YOUR TASK
How many lines of the entries below include the word "Enumerate"? Answer with the number alone.

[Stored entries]
........

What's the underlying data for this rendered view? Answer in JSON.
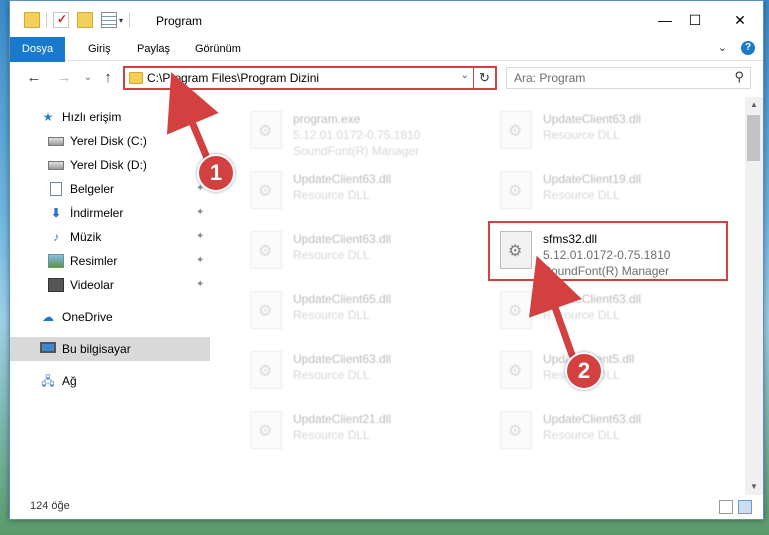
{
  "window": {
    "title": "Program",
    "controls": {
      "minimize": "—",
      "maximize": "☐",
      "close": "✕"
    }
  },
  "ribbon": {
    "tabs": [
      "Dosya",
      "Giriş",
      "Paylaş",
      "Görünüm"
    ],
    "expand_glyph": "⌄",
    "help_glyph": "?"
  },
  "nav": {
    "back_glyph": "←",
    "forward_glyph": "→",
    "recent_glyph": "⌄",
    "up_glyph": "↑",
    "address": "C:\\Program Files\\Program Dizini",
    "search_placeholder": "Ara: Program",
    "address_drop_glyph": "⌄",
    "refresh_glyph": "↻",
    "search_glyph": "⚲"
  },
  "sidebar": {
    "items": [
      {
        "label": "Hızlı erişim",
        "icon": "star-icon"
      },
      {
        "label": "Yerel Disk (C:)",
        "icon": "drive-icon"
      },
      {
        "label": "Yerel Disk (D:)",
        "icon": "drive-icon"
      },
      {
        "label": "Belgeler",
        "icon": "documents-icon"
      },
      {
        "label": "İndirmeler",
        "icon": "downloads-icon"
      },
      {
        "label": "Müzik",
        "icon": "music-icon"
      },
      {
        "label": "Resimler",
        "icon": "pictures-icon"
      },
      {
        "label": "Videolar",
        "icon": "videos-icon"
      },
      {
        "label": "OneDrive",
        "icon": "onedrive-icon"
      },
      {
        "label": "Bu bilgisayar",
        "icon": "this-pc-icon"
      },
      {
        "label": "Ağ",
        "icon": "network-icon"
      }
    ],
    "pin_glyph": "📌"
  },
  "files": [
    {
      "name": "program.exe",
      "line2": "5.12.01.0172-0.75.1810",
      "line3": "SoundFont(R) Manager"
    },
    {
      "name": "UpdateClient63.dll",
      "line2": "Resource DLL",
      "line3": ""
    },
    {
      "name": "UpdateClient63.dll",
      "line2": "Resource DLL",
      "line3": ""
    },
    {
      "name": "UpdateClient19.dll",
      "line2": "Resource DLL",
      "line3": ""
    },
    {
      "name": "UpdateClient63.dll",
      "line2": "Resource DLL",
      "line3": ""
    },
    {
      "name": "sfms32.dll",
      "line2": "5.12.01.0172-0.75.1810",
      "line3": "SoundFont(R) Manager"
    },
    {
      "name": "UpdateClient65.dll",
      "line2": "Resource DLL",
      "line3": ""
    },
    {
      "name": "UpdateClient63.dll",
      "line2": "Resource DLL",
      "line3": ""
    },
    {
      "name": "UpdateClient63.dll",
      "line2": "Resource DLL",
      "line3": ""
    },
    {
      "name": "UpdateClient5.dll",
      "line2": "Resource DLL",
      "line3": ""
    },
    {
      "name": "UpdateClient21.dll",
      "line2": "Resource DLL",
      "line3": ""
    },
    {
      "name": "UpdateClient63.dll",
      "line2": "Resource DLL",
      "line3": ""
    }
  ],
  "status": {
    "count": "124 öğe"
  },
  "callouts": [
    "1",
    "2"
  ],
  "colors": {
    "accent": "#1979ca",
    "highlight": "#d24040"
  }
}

........

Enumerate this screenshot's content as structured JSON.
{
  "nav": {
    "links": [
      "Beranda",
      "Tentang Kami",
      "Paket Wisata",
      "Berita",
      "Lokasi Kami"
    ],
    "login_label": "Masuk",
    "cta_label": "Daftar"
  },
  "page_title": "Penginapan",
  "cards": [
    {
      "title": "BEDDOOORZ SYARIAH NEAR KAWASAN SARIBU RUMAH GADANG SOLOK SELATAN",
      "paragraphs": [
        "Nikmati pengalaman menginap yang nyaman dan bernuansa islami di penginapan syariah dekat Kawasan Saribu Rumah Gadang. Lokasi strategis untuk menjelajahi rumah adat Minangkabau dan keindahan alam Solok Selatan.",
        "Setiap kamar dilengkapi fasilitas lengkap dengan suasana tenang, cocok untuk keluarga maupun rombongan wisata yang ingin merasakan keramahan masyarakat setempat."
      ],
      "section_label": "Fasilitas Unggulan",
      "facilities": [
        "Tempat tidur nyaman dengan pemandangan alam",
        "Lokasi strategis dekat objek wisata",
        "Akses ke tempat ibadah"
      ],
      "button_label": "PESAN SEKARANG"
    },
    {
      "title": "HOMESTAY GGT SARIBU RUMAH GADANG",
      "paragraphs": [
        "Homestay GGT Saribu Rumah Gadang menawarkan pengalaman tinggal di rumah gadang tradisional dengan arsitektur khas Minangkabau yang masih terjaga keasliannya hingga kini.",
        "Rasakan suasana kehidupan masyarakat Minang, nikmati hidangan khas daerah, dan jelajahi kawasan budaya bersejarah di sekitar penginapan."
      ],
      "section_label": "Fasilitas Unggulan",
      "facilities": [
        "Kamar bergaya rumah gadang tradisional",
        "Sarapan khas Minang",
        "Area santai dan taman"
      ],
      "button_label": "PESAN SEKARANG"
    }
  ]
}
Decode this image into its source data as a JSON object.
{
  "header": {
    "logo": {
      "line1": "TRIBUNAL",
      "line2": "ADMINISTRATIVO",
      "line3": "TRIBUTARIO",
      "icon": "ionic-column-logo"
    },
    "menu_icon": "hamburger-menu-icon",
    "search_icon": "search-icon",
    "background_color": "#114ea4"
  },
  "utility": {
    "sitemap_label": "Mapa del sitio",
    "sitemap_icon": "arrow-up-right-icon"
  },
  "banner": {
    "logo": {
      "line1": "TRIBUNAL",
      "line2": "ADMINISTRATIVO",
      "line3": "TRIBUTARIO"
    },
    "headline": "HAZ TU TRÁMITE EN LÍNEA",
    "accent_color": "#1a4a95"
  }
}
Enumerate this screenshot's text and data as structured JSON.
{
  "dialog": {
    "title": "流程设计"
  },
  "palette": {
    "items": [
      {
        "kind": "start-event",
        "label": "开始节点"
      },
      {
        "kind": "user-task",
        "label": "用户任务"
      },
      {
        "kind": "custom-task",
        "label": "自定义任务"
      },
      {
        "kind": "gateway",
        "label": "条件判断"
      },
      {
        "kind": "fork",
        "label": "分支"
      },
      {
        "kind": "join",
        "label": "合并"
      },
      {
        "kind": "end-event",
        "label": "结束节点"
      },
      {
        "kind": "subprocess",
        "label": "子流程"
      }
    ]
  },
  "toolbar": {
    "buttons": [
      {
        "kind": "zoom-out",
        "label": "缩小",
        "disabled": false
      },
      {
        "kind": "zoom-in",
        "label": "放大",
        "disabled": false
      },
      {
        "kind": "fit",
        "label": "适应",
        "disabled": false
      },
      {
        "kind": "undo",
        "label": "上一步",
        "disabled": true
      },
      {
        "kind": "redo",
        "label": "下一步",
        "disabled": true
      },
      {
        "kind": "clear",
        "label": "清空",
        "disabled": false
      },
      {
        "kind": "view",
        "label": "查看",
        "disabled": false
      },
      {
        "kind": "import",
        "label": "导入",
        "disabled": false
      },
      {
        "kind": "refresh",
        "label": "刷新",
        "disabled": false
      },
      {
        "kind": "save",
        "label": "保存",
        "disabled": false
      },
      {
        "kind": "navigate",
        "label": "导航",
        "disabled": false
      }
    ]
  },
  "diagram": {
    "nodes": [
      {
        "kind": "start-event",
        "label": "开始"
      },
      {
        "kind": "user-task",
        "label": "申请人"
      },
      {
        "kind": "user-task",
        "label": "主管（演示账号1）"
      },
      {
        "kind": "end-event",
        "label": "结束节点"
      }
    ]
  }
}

........

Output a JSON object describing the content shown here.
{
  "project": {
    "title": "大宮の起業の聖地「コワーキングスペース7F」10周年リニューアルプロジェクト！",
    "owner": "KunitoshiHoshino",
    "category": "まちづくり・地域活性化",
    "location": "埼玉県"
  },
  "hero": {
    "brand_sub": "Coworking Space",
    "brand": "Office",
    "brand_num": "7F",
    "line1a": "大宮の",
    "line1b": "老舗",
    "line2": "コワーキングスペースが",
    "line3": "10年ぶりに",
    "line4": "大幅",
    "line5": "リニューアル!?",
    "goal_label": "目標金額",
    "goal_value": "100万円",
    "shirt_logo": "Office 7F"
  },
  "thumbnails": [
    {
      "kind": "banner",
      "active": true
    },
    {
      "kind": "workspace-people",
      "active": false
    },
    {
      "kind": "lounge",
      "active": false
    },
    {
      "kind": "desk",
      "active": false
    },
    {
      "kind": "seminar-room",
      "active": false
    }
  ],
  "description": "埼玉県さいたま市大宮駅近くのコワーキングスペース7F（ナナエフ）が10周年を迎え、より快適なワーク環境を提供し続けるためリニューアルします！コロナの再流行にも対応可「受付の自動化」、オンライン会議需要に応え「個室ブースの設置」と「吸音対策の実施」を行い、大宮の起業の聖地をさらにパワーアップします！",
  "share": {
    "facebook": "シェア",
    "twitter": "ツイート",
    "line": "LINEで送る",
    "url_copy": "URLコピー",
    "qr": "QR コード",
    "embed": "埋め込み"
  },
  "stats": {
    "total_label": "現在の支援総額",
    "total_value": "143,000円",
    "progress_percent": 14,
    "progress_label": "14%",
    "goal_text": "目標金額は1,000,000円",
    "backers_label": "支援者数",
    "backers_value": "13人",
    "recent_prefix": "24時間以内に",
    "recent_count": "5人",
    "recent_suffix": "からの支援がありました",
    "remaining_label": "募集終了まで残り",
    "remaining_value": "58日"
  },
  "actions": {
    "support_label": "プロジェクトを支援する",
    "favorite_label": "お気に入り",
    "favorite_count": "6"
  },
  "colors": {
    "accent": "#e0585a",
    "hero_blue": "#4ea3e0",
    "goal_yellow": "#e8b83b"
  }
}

........

WORKED SOLUTION
2